• TEXT PROVIDED:

········

The so-called expertise of experts at the Gosnell trial
PHILADELPHIA—Here's another Hollywood reflection on the murder trial of abortionist Kermit Gosnell.
In Woody Allen’s 1977 film Annie Hall, our protagonist is standing in a movie queue with Annie, as a man behind him pontificates loudly to his date on the writings of Marshall McLuhan. Annoyed, Allen muses, “What I wouldn’t give for a large sock with horse manure in it.”
The pontificator hears Allen’s mocking and starts to defend himself, telling his critic that, for his information, he teaches a course at Columbia University on “TV, Media, and Culture.” The two argue until Allen reaches behind a wall and brings the real Marshall McLuhan into the picture! McLuhan addresses the professor: “I heard what you were saying. … You know nothing of my work. How you ever got to teach a course on anything is totally amazing.” Allen’s aside to the audience is: “Boy, if life were only like this.”
Indeed. A lot of what went on at the Gosnell trail was predicated on the so-called expertise of so-called experts. Experts are the geniuses behind the 24-week gestational cut-off date for abortions. (The cut-off is different in other states, which presumably have their own experts.) These are the medical wizards on whose every word the lawmakers base their laws. And now I will unveil a quote I have been saving, a comment I overheard from the prosecutor, tossed off cavalierly to the defense during a break in early April:
“You can get an expert witness to say anything you want.”
Consider, for example, the experts’ view of when an unborn baby feels pain? Are their views to be taken as fixed anchors upon which to base life-and-death legislation? Judge for yourself: After the 1973 Roe v. Wade decision, many states tried to erect their own speed bumps to abortion. Arkansas, Georgia, and Minnesota required doctors to tell their patients that a 20-week-old unborn child can feel pain during the abortion procedure.
But later, other “experts” disagreed and said unborn babies only feel pain when they are much older. (As I recall the prosecution’s cynical statement, I can’t help wondering who “got to” those experts, to make them move the marker.) They were now saying that a baby couldn’t feel pain until the 28th week because it hasn’t yet formed the necessary nerve pathways. Mark Rosen of the University of California, San Francisco, said that until the third trimester, “The wiring at the point where you feel pain, such as the skin, doesn’t reach the emotional part where you feel pain, in the brain.”

········

• EXTRACTED INFORMATION:

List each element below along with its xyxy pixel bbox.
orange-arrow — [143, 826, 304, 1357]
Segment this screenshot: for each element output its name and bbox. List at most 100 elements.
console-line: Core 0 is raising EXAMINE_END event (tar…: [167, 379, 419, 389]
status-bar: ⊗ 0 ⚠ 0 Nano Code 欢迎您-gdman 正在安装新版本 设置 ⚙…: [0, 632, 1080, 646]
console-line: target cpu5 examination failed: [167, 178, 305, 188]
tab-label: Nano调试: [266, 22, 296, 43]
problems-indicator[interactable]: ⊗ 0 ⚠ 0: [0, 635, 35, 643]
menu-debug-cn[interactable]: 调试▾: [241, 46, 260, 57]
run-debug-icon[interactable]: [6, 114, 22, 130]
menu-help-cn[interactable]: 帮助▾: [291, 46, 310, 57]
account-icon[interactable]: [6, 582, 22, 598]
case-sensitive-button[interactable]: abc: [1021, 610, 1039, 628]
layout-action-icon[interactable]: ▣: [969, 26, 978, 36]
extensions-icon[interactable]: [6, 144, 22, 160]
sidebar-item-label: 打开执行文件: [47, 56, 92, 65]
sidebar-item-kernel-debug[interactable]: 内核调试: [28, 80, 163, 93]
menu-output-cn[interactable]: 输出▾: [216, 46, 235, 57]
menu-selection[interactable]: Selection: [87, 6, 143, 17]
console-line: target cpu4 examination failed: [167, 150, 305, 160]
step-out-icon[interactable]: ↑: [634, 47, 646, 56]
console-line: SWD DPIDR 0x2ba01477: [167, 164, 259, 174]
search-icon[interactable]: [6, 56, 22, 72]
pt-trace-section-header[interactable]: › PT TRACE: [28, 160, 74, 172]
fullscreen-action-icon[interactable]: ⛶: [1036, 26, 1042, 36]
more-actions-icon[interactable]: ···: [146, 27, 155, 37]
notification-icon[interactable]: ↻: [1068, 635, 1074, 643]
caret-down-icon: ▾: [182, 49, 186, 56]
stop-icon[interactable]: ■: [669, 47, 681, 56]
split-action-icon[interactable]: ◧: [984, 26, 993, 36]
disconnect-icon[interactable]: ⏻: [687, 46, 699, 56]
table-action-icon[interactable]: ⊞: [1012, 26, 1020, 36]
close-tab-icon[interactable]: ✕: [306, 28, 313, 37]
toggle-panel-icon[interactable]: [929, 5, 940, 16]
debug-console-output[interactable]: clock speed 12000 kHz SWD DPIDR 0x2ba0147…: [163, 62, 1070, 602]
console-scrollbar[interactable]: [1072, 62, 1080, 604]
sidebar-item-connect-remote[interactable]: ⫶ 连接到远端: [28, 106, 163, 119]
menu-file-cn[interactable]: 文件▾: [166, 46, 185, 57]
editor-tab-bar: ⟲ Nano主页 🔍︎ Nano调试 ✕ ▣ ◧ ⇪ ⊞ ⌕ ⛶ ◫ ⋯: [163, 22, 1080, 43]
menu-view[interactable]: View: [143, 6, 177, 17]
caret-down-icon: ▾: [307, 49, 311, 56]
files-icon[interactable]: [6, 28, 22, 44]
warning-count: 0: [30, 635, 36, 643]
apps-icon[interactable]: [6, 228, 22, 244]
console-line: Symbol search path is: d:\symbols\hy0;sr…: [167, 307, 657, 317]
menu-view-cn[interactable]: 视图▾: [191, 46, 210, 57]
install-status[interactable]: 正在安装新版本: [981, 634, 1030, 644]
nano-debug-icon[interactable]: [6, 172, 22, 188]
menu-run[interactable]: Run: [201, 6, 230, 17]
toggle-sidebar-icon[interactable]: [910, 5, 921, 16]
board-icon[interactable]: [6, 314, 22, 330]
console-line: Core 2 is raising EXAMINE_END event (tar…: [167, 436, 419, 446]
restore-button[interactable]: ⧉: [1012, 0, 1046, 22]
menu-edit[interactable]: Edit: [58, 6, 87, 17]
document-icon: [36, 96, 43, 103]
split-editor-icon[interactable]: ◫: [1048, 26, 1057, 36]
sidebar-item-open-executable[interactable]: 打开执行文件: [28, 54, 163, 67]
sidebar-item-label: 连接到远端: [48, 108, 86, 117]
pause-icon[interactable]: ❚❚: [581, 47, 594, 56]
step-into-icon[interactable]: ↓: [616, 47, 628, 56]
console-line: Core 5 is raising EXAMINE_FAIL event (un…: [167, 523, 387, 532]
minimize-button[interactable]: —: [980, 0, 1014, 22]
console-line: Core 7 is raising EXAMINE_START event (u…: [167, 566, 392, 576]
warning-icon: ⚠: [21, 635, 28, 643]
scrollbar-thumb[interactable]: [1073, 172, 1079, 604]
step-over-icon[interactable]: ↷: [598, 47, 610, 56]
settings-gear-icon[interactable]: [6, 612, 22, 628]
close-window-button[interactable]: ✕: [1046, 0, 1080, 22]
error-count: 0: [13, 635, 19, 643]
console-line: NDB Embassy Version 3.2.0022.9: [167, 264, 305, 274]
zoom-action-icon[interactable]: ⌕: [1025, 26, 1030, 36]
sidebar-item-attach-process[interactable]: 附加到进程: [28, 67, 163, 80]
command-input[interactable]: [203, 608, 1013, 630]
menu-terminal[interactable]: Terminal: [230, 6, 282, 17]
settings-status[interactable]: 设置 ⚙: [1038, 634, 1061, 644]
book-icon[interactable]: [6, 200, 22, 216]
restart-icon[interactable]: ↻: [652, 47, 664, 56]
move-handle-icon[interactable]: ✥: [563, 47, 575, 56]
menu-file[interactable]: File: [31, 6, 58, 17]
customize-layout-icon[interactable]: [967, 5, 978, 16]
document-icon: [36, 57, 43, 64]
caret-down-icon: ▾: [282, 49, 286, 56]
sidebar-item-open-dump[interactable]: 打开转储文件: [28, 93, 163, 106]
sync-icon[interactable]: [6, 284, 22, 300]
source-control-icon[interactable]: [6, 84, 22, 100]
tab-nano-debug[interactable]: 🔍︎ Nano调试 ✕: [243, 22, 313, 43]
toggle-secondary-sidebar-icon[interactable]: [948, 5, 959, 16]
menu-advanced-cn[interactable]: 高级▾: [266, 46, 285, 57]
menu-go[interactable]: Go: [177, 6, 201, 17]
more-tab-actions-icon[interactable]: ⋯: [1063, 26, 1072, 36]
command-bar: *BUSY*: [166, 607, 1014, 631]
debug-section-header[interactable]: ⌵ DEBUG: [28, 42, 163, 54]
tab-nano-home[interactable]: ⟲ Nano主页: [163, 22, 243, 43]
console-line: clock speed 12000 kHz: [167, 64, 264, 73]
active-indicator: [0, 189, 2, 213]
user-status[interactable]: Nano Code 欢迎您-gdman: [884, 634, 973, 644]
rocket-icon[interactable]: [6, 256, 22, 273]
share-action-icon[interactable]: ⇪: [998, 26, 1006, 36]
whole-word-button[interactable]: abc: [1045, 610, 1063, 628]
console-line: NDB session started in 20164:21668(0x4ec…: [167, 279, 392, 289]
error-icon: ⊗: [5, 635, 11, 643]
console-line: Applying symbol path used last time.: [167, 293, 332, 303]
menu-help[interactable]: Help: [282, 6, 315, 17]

········

• YOUR TASKS:
a) From the article on the Gosnell trial, output the passage starting at "The so-called expertise of experts" and ending at "abortionist Kermit Gosnell.", copied word for word.
b) According to the article on the Gosnell trial, which three states required doctors to tell patients that a 20-week-old unborn child can feel pain during an abortion?
c) Resume the article on the Gosnell trial, picking up right after its last sentence.

• WRITTEN RESPONSES:
a)
The so-called expertise of experts at the Gosnell trial
PHILADELPHIA—Here's another Hollywood reflection on the murder trial of abortionist Kermit Gosnell.

b) Arkansas, Georgia, and Minnesota.

c)
If you were a Gosnell trial watcher, see if the following pontification from Rosen doesn’t sound oddly familiar: “If you see a fetus in utero react to needle stimulation, then the common conclusion is that it must feel. … [But] that’s a reflex that’s mediated by the spinal cord; that’s not a conscious reaction.”
We heard that kind of language a lot in court—the constantly debated question of whether the slight arm movements and leg movements observed by various Gosnell staffers were indications of a living baby or were merely “reflexes” and “spasms.” Isn’t it interesting that when it suits the pro-abortion faction, fetal movement is merely what Rosen calls a “reflex”—but the same faction will hypocritically join pro-lifers in contending against Gosnell that the movements of expelled babies were signs of real life?
We do not know what “experts” will tell us next year, or in 10 years, about the onset of an unborn child’s capacity to know pain. But the problem is that the only experts not able to weigh in on the topic are the babies themselves. As long as a baby is a demographic that cannot speak up for him- or herself, the world will be full of college degreed know-it-alls like the media expert in Annie Hall. He felt free to mouth off about Marshall McLuhan because he knew it was safe to say whatever he pleased when there was no danger of being contradicted by the only real expert in the room.